DOCUMENT EXTRACT:
▽
Abstract:
This article aims to explain the importance of a habitable climate for humanity and how our activities (especially in the last decades) have altered the composition of the global atmosphere, breaking in this way the natural balance so necessary for keeping the environment healthy and alive.
Table of Contents:
1. Introduction (Read in Part I)
2. Linkage of Life: Atmosphere, Water, Land, Life (Read in Part I)
3. History of Civilization – From Prosperity to Defying Nature (Read in Part I)
4. Global Warming Effects – from 2ºC to 6ºC
4. Global Warming Effects – from 2ºC to 6ºC
Occasionally a particularly striking study makes headlines in the newspapers, but the vast majority of these forecasts are buried in obscure specialist journals, destined to be read only by other climatologists. Most of these journals are taken by Oxford University Radcliffe Science Library, where they sit – undisturbed for weeks or even years on their dimly lit shelves – just a mile or so down the road from my own house. I realised that it was almost as if I had a Delphic Oracle in my back garden or Nostradamus living next door – except that these scientific prophecies were already coming true.1 (Lynas, Mark – Six Degrees. Our Future on a Hotter Planet, Fourt Estate, 2008, p. XV)
April 22- 24, 2014 – BREAKING NEWS :
- “Giant Antarctica Iceberg Puts NASA on Alert”2 (http://news.sky.com/story/1248474/giant-antarctica-iceberg-puts-nasa-on-alert)
- “Antarctic iceberg break-off captured in NASA images”3 (http://www.cbc.ca/news/antarctic-iceberg-break-off-captured-in-nasa-images-1.2641004 )
- “Iceberg is twice the size of Atlanta”4 (http://edition.cnn.com/2014/04/22/world/asia/antarctic-iceberg/)
- “Iceberg eight times the size of Manhattan breaks off from Antarctica”5 (http://www.washingtonpost.com/posttv/national/iceberg-eight-times-the-size-of-manhattan-breaks-off-from-antarctica/2014/04/23/87d55a64-cb1a-11e3-b81a-6fff56bc591e_video.html)
△
YOUR GOAL: Extract the passage of the global warming article from "3. History of" to "2008, p. XV)", word for word.

COLLECTED MATERIAL:
▽
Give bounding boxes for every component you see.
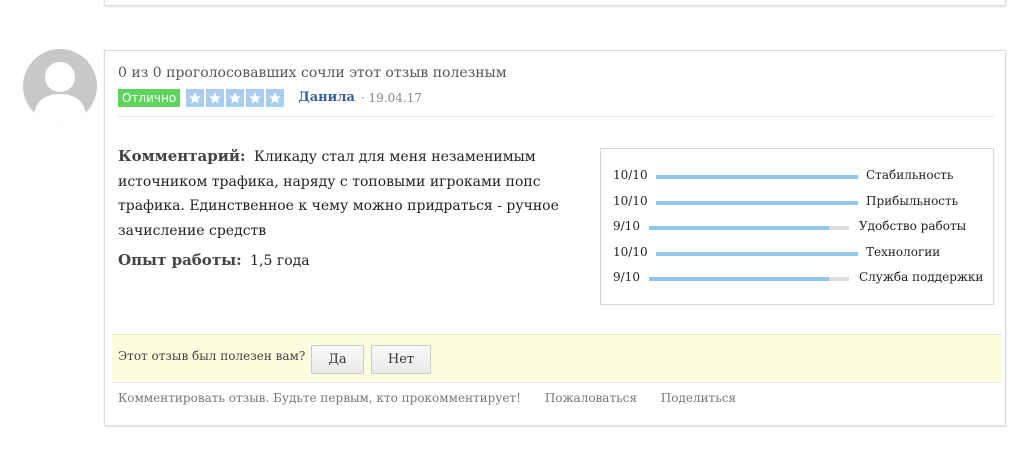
△
WRITTEN RESPONSE:
3. History of Civilization – From Prosperity to Defying Nature (Read in Part I)
4. Global Warming Effects – from 2ºC to 6ºC
4. Global Warming Effects – from 2ºC to 6ºC
Occasionally a particularly striking study makes headlines in the newspapers, but the vast majority of these forecasts are buried in obscure specialist journals, destined to be read only by other climatologists. Most of these journals are taken by Oxford University Radcliffe Science Library, where they sit – undisturbed for weeks or even years on their dimly lit shelves – just a mile or so down the road from my own house. I realised that it was almost as if I had a Delphic Oracle in my back garden or Nostradamus living next door – except that these scientific prophecies were already coming true.1 (Lynas, Mark – Six Degrees. Our Future on a Hotter Planet, Fourt Estate, 2008, p. XV)